» EXERCISE DESCRIPTION
Look for the word "huset" in the entries below, then copy every line that has it.
★ ★ ★ ★ ★ ★ ★
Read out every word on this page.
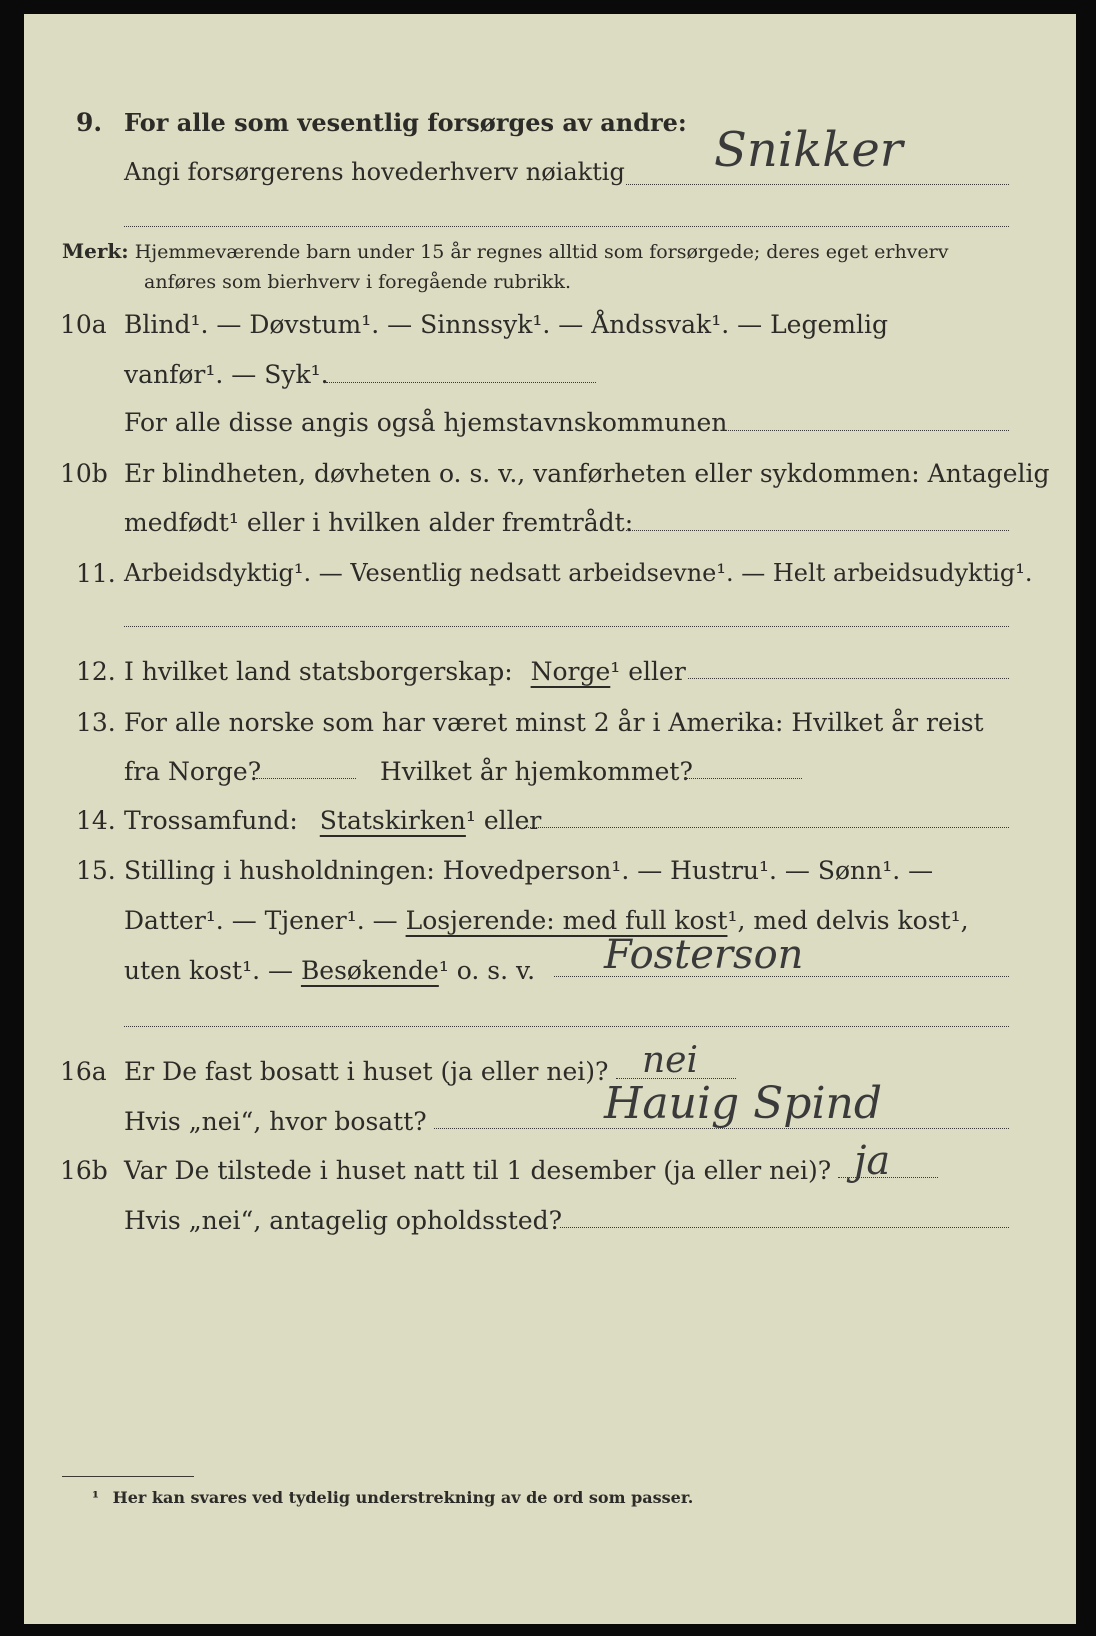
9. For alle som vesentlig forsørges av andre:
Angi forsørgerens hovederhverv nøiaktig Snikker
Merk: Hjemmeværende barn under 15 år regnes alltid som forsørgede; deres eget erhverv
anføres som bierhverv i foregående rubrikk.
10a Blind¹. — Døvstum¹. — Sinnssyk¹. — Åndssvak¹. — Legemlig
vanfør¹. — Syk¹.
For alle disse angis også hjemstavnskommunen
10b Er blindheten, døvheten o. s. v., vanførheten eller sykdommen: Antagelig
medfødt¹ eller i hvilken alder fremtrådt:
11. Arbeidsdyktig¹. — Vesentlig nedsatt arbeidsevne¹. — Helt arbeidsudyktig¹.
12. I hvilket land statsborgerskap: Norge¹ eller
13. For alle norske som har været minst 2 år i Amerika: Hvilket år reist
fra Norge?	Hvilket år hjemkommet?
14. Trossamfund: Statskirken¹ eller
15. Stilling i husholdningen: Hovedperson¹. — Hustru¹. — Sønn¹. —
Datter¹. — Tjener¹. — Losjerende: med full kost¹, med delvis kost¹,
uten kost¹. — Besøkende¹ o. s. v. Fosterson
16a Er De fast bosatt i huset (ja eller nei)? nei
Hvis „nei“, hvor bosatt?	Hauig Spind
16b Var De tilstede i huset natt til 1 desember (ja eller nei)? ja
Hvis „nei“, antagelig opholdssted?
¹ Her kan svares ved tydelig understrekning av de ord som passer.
★ ★ ★ ★ ★ ★ ★
» RESULT BELOW
16a Er De fast bosatt i huset (ja eller nei)? nei
16b Var De tilstede i huset natt til 1 desember (ja eller nei)? ja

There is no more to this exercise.